[Stored records]
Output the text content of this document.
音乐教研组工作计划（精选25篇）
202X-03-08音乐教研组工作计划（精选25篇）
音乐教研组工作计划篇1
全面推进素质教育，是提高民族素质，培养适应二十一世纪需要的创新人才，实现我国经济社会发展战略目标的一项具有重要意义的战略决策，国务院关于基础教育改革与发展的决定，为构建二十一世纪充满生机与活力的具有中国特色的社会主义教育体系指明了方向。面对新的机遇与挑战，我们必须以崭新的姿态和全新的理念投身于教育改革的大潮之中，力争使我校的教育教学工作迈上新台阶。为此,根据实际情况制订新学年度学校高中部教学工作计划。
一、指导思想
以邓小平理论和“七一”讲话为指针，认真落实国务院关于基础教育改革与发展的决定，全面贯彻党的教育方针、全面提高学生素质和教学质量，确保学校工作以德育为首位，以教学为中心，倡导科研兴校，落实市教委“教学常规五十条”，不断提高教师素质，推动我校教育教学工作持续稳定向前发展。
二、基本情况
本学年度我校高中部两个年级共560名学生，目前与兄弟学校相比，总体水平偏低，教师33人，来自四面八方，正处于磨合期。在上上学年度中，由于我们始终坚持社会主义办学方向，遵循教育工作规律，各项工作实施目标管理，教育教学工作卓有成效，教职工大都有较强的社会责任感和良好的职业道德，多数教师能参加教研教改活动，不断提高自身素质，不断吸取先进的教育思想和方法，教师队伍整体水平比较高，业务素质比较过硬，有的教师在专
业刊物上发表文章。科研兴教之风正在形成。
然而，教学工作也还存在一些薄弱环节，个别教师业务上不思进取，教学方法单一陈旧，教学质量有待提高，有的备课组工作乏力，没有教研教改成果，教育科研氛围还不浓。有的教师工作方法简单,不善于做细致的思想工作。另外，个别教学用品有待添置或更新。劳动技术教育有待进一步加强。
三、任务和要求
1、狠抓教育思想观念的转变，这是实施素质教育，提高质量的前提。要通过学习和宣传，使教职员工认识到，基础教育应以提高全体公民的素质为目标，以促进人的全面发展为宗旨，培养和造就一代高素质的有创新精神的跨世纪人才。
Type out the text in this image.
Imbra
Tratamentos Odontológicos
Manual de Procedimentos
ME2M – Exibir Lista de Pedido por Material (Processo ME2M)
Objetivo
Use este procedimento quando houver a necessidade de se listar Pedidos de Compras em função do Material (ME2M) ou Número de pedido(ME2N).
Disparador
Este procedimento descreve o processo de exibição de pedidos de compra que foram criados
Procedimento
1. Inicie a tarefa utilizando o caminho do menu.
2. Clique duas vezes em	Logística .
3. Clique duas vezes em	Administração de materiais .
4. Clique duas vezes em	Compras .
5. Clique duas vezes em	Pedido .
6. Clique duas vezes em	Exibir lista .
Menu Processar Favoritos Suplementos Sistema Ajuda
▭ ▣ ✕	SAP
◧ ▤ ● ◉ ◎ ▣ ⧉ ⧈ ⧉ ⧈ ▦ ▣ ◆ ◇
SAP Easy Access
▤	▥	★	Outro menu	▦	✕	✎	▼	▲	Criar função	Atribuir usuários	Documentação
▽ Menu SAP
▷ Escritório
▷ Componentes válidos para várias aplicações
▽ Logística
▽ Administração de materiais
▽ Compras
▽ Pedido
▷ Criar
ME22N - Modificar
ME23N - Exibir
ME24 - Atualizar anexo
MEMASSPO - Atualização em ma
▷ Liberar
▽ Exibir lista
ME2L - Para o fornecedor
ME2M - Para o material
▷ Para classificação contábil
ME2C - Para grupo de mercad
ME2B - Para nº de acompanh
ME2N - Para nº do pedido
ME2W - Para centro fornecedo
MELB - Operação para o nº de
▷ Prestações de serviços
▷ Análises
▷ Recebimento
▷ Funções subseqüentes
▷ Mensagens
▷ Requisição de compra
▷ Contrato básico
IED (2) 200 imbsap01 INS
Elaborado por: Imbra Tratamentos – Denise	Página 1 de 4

■ **DIRECTIONS FOR THIS TASK**
From the entries above, copy every line that holds the word "Compras".

■ **TASK OUTPUT**
Use este procedimento quando houver a necessidade de se listar Pedidos de Compras em função do Material (ME2M) ou Número de pedido(ME2N).
4. Clique duas vezes em	Compras .
▽ Compras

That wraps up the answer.